=== RECORD EXTRACTS ===
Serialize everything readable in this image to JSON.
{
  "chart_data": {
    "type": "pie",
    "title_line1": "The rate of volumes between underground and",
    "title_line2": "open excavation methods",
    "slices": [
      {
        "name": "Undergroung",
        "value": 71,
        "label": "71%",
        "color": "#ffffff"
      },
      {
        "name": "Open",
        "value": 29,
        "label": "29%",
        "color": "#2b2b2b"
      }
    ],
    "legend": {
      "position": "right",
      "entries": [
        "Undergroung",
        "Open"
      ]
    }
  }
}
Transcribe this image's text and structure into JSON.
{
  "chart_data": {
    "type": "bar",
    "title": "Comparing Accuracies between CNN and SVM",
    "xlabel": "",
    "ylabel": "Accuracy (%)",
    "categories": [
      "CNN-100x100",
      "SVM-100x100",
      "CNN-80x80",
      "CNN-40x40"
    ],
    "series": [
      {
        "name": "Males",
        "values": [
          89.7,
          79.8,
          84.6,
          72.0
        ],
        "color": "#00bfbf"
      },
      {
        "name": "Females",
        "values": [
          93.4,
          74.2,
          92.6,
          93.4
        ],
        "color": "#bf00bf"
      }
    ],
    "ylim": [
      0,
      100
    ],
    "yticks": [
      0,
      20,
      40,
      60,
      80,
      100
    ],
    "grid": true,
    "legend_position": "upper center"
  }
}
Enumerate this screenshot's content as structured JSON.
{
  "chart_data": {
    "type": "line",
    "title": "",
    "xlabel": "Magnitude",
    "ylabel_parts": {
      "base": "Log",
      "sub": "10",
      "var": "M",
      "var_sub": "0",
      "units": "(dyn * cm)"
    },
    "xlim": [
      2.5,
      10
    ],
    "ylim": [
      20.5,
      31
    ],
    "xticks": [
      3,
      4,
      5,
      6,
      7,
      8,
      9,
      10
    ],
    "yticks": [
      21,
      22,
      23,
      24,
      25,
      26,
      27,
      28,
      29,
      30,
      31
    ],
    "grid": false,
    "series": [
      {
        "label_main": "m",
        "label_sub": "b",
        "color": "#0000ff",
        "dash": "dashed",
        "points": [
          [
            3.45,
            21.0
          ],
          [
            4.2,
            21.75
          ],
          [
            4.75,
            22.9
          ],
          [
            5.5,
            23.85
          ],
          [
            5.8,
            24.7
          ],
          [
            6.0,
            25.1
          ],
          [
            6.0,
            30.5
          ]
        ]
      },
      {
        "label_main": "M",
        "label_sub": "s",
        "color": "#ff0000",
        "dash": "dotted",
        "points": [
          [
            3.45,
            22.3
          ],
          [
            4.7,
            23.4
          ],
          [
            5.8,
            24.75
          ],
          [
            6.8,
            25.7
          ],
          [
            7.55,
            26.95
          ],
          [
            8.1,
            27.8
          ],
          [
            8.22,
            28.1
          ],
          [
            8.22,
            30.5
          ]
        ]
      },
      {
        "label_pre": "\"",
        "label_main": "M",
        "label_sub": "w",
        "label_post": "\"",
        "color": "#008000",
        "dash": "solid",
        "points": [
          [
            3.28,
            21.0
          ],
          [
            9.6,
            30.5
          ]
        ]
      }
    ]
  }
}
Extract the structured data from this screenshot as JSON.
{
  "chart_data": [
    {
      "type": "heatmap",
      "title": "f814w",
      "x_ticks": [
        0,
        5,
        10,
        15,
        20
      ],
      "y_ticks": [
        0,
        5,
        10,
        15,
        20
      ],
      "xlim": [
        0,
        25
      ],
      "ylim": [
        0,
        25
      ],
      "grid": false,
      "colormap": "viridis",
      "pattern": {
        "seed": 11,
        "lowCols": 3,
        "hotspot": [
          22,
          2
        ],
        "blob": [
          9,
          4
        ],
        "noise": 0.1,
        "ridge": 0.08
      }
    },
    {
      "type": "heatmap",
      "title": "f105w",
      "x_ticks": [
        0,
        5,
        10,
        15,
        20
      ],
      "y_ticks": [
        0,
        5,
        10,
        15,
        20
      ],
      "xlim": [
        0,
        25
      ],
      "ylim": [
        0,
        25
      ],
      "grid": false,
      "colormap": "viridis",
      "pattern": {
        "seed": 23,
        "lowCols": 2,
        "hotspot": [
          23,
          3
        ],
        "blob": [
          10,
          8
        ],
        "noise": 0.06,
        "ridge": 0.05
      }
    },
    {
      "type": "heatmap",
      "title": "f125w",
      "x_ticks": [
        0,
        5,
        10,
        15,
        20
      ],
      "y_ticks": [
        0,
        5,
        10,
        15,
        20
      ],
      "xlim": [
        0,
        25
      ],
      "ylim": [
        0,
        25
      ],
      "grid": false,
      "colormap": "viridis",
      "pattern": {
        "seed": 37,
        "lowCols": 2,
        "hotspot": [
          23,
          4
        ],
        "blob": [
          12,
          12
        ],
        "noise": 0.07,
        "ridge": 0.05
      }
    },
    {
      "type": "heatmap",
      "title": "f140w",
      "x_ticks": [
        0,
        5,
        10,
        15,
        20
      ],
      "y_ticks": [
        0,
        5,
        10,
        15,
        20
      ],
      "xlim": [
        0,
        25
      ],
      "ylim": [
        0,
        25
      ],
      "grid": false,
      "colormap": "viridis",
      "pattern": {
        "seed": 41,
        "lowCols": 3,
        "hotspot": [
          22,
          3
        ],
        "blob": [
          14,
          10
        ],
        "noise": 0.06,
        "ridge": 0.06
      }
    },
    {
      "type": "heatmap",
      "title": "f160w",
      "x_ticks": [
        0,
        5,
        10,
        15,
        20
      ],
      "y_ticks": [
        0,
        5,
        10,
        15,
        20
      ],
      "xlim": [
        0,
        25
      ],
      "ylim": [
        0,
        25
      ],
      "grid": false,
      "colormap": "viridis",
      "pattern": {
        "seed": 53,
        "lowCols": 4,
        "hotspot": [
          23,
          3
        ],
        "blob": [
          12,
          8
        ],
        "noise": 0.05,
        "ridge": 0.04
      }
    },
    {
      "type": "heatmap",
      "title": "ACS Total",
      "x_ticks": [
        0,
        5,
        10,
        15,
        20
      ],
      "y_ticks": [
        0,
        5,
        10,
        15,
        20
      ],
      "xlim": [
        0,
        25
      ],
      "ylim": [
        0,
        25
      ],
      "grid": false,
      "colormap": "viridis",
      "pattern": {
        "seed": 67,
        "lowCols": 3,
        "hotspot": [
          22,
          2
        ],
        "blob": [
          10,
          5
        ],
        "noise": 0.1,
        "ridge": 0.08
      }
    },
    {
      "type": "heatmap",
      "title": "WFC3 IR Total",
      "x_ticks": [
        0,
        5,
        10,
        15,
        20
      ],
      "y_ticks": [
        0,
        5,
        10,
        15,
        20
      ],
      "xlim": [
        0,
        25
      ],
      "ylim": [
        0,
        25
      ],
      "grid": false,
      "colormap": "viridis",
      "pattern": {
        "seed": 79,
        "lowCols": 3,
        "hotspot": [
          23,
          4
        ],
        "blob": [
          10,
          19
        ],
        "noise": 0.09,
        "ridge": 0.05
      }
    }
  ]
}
===
- [INSTRUCTIONS FOR THE TASK] All of the entries above must be quoted exactly.

- [REPLY]
Serialize everything readable in this image to JSON.
{
  "chart_data": {
    "type": "pie",
    "title_line1": "The rate of volumes between underground and",
    "title_line2": "open excavation methods",
    "slices": [
      {
        "name": "Undergroung",
        "value": 71,
        "label": "71%",
        "color": "#ffffff"
      },
      {
        "name": "Open",
        "value": 29,
        "label": "29%",
        "color": "#2b2b2b"
      }
    ],
    "legend": {
      "position": "right",
      "entries": [
        "Undergroung",
        "Open"
      ]
    }
  }
}
Transcribe this image's text and structure into JSON.
{
  "chart_data": {
    "type": "bar",
    "title": "Comparing Accuracies between CNN and SVM",
    "xlabel": "",
    "ylabel": "Accuracy (%)",
    "categories": [
      "CNN-100x100",
      "SVM-100x100",
      "CNN-80x80",
      "CNN-40x40"
    ],
    "series": [
      {
        "name": "Males",
        "values": [
          89.7,
          79.8,
          84.6,
          72.0
        ],
        "color": "#00bfbf"
      },
      {
        "name": "Females",
        "values": [
          93.4,
          74.2,
          92.6,
          93.4
        ],
        "color": "#bf00bf"
      }
    ],
    "ylim": [
      0,
      100
    ],
    "yticks": [
      0,
      20,
      40,
      60,
      80,
      100
    ],
    "grid": true,
    "legend_position": "upper center"
  }
}
Enumerate this screenshot's content as structured JSON.
{
  "chart_data": {
    "type": "line",
    "title": "",
    "xlabel": "Magnitude",
    "ylabel_parts": {
      "base": "Log",
      "sub": "10",
      "var": "M",
      "var_sub": "0",
      "units": "(dyn * cm)"
    },
    "xlim": [
      2.5,
      10
    ],
    "ylim": [
      20.5,
      31
    ],
    "xticks": [
      3,
      4,
      5,
      6,
      7,
      8,
      9,
      10
    ],
    "yticks": [
      21,
      22,
      23,
      24,
      25,
      26,
      27,
      28,
      29,
      30,
      31
    ],
    "grid": false,
    "series": [
      {
        "label_main": "m",
        "label_sub": "b",
        "color": "#0000ff",
        "dash": "dashed",
        "points": [
          [
            3.45,
            21.0
          ],
          [
            4.2,
            21.75
          ],
          [
            4.75,
            22.9
          ],
          [
            5.5,
            23.85
          ],
          [
            5.8,
            24.7
          ],
          [
            6.0,
            25.1
          ],
          [
            6.0,
            30.5
          ]
        ]
      },
      {
        "label_main": "M",
        "label_sub": "s",
        "color": "#ff0000",
        "dash": "dotted",
        "points": [
          [
            3.45,
            22.3
          ],
          [
            4.7,
            23.4
          ],
          [
            5.8,
            24.75
          ],
          [
            6.8,
            25.7
          ],
          [
            7.55,
            26.95
          ],
          [
            8.1,
            27.8
          ],
          [
            8.22,
            28.1
          ],
          [
            8.22,
            30.5
          ]
        ]
      },
      {
        "label_pre": "\"",
        "label_main": "M",
        "label_sub": "w",
        "label_post": "\"",
        "color": "#008000",
        "dash": "solid",
        "points": [
          [
            3.28,
            21.0
          ],
          [
            9.6,
            30.5
          ]
        ]
      }
    ]
  }
}
Extract the structured data from this screenshot as JSON.
{
  "chart_data": [
    {
      "type": "heatmap",
      "title": "f814w",
      "x_ticks": [
        0,
        5,
        10,
        15,
        20
      ],
      "y_ticks": [
        0,
        5,
        10,
        15,
        20
      ],
      "xlim": [
        0,
        25
      ],
      "ylim": [
        0,
        25
      ],
      "grid": false,
      "colormap": "viridis",
      "pattern": {
        "seed": 11,
        "lowCols": 3,
        "hotspot": [
          22,
          2
        ],
        "blob": [
          9,
          4
        ],
        "noise": 0.1,
        "ridge": 0.08
      }
    },
    {
      "type": "heatmap",
      "title": "f105w",
      "x_ticks": [
        0,
        5,
        10,
        15,
        20
      ],
      "y_ticks": [
        0,
        5,
        10,
        15,
        20
      ],
      "xlim": [
        0,
        25
      ],
      "ylim": [
        0,
        25
      ],
      "grid": false,
      "colormap": "viridis",
      "pattern": {
        "seed": 23,
        "lowCols": 2,
        "hotspot": [
          23,
          3
        ],
        "blob": [
          10,
          8
        ],
        "noise": 0.06,
        "ridge": 0.05
      }
    },
    {
      "type": "heatmap",
      "title": "f125w",
      "x_ticks": [
        0,
        5,
        10,
        15,
        20
      ],
      "y_ticks": [
        0,
        5,
        10,
        15,
        20
      ],
      "xlim": [
        0,
        25
      ],
      "ylim": [
        0,
        25
      ],
      "grid": false,
      "colormap": "viridis",
      "pattern": {
        "seed": 37,
        "lowCols": 2,
        "hotspot": [
          23,
          4
        ],
        "blob": [
          12,
          12
        ],
        "noise": 0.07,
        "ridge": 0.05
      }
    },
    {
      "type": "heatmap",
      "title": "f140w",
      "x_ticks": [
        0,
        5,
        10,
        15,
        20
      ],
      "y_ticks": [
        0,
        5,
        10,
        15,
        20
      ],
      "xlim": [
        0,
        25
      ],
      "ylim": [
        0,
        25
      ],
      "grid": false,
      "colormap": "viridis",
      "pattern": {
        "seed": 41,
        "lowCols": 3,
        "hotspot": [
          22,
          3
        ],
        "blob": [
          14,
          10
        ],
        "noise": 0.06,
        "ridge": 0.06
      }
    },
    {
      "type": "heatmap",
      "title": "f160w",
      "x_ticks": [
        0,
        5,
        10,
        15,
        20
      ],
      "y_ticks": [
        0,
        5,
        10,
        15,
        20
      ],
      "xlim": [
        0,
        25
      ],
      "ylim": [
        0,
        25
      ],
      "grid": false,
      "colormap": "viridis",
      "pattern": {
        "seed": 53,
        "lowCols": 4,
        "hotspot": [
          23,
          3
        ],
        "blob": [
          12,
          8
        ],
        "noise": 0.05,
        "ridge": 0.04
      }
    },
    {
      "type": "heatmap",
      "title": "ACS Total",
      "x_ticks": [
        0,
        5,
        10,
        15,
        20
      ],
      "y_ticks": [
        0,
        5,
        10,
        15,
        20
      ],
      "xlim": [
        0,
        25
      ],
      "ylim": [
        0,
        25
      ],
      "grid": false,
      "colormap": "viridis",
      "pattern": {
        "seed": 67,
        "lowCols": 3,
        "hotspot": [
          22,
          2
        ],
        "blob": [
          10,
          5
        ],
        "noise": 0.1,
        "ridge": 0.08
      }
    },
    {
      "type": "heatmap",
      "title": "WFC3 IR Total",
      "x_ticks": [
        0,
        5,
        10,
        15,
        20
      ],
      "y_ticks": [
        0,
        5,
        10,
        15,
        20
      ],
      "xlim": [
        0,
        25
      ],
      "ylim": [
        0,
        25
      ],
      "grid": false,
      "colormap": "viridis",
      "pattern": {
        "seed": 79,
        "lowCols": 3,
        "hotspot": [
          23,
          4
        ],
        "blob": [
          10,
          19
        ],
        "noise": 0.09,
        "ridge": 0.05
      }
    }
  ]
}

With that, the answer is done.